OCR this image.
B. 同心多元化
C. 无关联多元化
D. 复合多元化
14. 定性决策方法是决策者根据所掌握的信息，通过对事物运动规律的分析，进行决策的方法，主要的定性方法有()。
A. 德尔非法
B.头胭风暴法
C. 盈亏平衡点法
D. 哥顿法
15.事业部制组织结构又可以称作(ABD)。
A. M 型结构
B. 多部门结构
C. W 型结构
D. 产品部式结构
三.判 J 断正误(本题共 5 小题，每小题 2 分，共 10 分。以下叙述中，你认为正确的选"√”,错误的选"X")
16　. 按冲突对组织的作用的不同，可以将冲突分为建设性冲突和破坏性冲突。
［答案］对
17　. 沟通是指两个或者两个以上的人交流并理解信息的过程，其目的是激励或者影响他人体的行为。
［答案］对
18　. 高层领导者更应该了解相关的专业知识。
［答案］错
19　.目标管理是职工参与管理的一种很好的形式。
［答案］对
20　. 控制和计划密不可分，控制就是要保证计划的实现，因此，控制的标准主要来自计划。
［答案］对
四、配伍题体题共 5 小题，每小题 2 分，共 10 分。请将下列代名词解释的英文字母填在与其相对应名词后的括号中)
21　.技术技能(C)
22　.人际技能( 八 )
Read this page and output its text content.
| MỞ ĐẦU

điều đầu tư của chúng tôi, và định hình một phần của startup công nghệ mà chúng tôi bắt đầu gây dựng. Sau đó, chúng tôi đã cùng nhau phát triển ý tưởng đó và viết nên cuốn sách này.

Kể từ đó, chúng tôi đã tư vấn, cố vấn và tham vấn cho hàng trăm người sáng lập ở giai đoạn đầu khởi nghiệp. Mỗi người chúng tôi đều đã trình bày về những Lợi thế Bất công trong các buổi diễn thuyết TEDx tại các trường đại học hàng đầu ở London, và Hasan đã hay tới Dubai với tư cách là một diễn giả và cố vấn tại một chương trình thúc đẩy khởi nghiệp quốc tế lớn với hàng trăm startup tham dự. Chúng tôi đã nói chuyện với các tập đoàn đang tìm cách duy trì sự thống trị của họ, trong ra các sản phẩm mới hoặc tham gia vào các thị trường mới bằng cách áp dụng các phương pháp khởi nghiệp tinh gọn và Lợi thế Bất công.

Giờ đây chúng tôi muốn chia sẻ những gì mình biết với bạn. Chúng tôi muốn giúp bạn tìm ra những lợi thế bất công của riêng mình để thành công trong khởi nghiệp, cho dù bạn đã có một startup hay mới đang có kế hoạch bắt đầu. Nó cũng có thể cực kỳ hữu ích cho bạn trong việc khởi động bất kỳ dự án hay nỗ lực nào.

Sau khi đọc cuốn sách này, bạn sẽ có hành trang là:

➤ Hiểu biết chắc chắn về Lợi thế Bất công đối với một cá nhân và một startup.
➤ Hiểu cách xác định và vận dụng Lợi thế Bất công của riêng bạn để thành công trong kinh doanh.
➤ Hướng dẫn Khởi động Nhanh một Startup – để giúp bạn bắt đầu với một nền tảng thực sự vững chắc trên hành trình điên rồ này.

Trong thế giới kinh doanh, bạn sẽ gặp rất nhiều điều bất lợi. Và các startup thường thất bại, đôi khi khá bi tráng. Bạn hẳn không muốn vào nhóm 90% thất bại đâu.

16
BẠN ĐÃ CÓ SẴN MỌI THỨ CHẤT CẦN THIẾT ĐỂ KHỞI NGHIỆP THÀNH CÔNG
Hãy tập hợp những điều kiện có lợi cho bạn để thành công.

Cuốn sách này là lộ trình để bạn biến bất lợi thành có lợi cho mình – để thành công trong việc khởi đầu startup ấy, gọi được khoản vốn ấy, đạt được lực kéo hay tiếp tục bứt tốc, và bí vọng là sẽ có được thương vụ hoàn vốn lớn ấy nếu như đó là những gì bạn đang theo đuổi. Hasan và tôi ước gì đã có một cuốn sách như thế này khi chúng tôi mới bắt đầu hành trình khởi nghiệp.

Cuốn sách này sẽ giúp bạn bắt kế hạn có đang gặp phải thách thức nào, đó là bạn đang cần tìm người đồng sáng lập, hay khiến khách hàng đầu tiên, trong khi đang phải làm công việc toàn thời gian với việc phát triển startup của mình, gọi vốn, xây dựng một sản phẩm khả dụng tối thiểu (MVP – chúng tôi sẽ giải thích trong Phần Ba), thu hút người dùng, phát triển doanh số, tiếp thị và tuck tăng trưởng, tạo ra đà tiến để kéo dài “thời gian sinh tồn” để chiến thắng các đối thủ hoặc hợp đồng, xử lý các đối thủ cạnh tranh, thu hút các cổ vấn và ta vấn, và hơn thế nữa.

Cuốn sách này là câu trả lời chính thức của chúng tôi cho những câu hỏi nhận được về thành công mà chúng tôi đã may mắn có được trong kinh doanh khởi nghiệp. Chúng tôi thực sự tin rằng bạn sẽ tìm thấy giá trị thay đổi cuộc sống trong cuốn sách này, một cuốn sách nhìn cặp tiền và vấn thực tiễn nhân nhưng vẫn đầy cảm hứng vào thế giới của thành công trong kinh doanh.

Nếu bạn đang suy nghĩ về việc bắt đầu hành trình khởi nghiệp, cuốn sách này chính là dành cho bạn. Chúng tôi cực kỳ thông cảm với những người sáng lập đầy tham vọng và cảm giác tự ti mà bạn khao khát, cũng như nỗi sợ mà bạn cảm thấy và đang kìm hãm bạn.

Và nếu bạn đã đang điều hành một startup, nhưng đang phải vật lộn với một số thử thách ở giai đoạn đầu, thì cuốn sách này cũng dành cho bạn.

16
----------------------------------------
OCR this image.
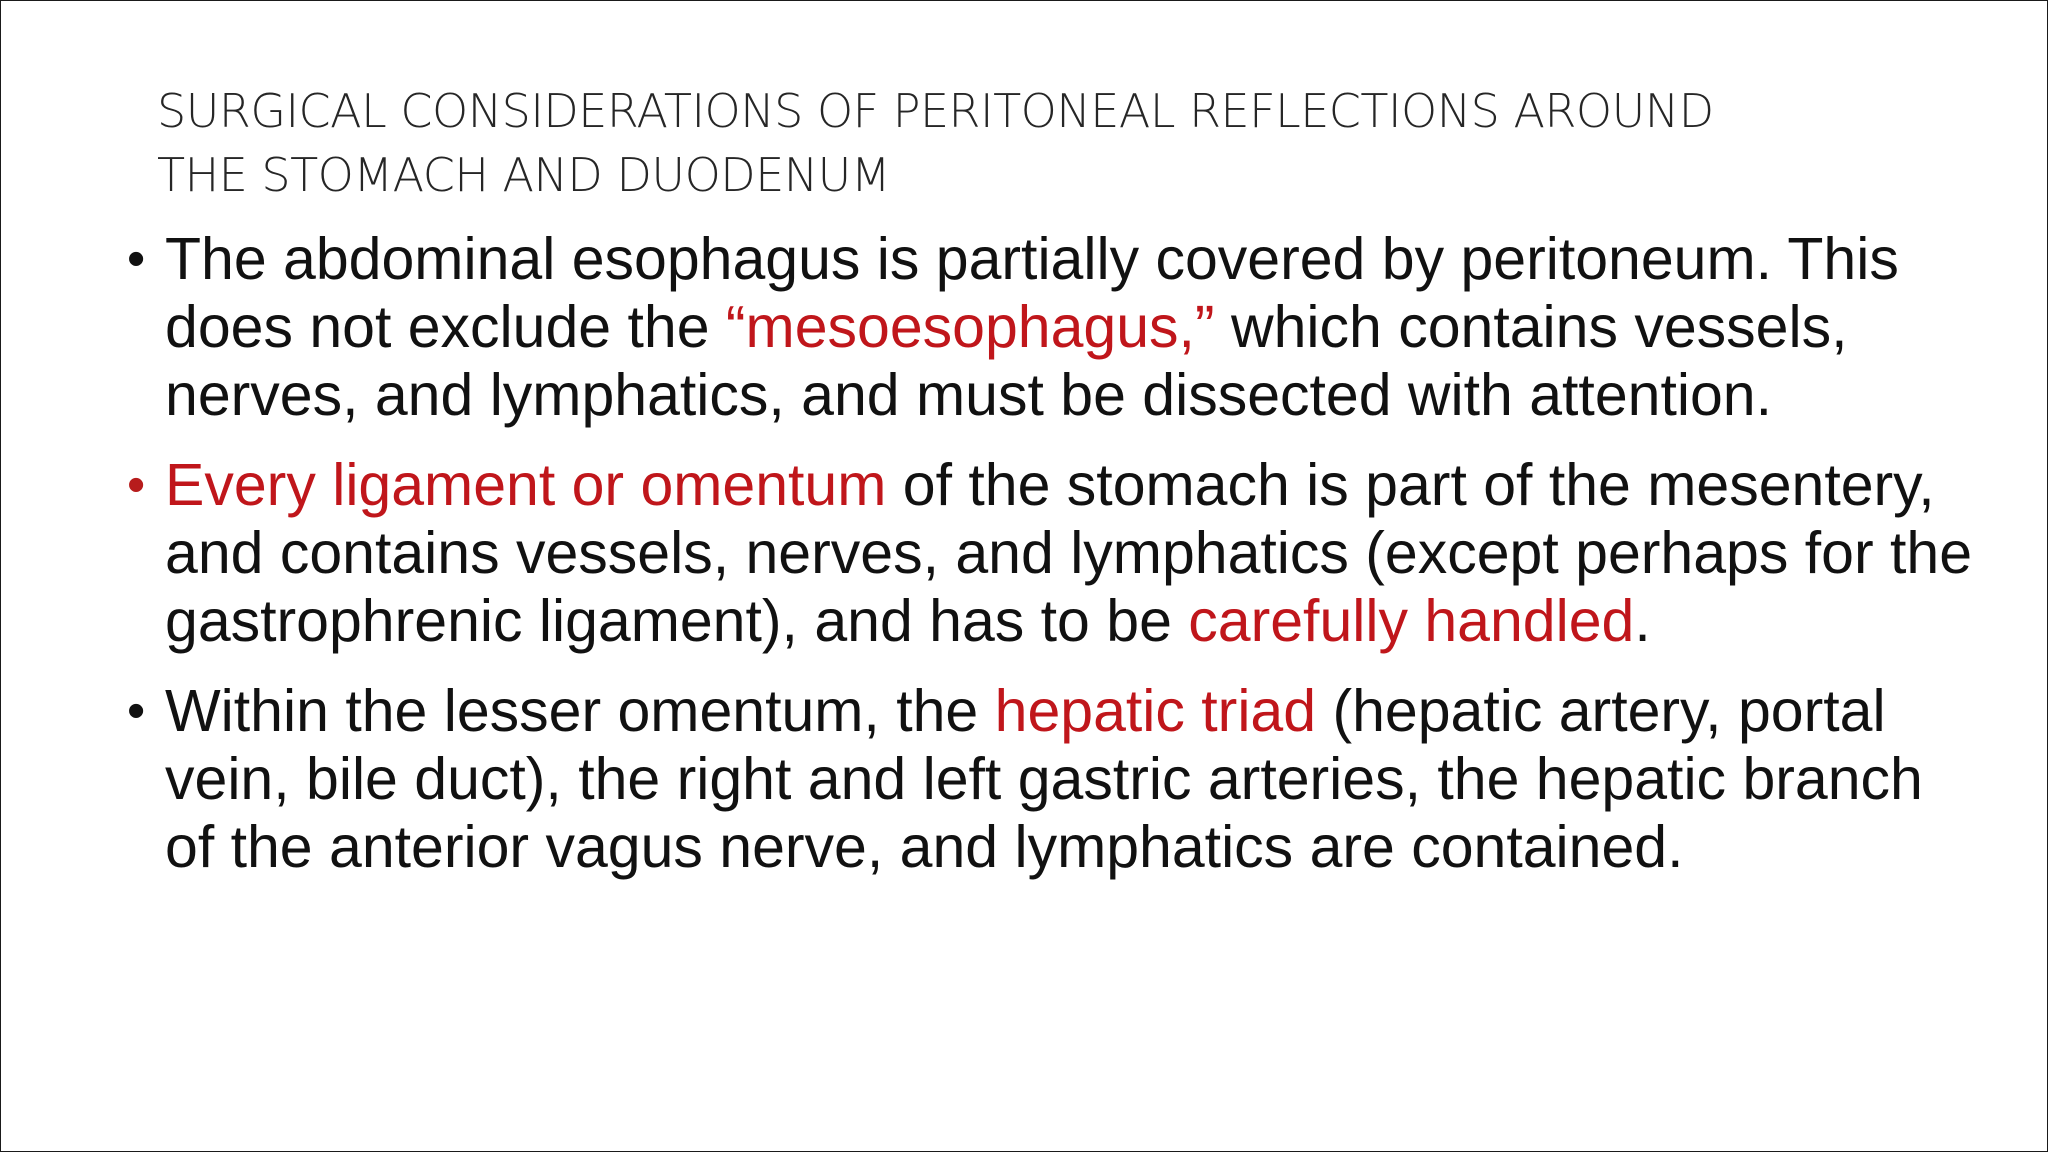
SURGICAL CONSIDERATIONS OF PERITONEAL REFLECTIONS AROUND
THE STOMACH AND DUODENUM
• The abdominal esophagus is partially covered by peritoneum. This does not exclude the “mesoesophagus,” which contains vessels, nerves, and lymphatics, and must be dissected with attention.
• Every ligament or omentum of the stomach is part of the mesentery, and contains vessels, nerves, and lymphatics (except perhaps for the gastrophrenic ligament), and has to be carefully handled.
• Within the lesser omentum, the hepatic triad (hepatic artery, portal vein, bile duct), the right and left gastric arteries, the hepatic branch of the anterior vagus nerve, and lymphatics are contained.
----------------------------------------
> Task goal:
Copy all lines from the listing that contain "omentum".

> Written response:
• Every ligament or omentum of the stomach is part of the mesentery, and contains vessels, nerves, and lymphatics (except perhaps for the gastrophrenic ligament), and has to be carefully handled.
• Within the lesser omentum, the hepatic triad (hepatic artery, portal vein, bile duct), the right and left gastric arteries, the hepatic branch of the anterior vagus nerve, and lymphatics are contained.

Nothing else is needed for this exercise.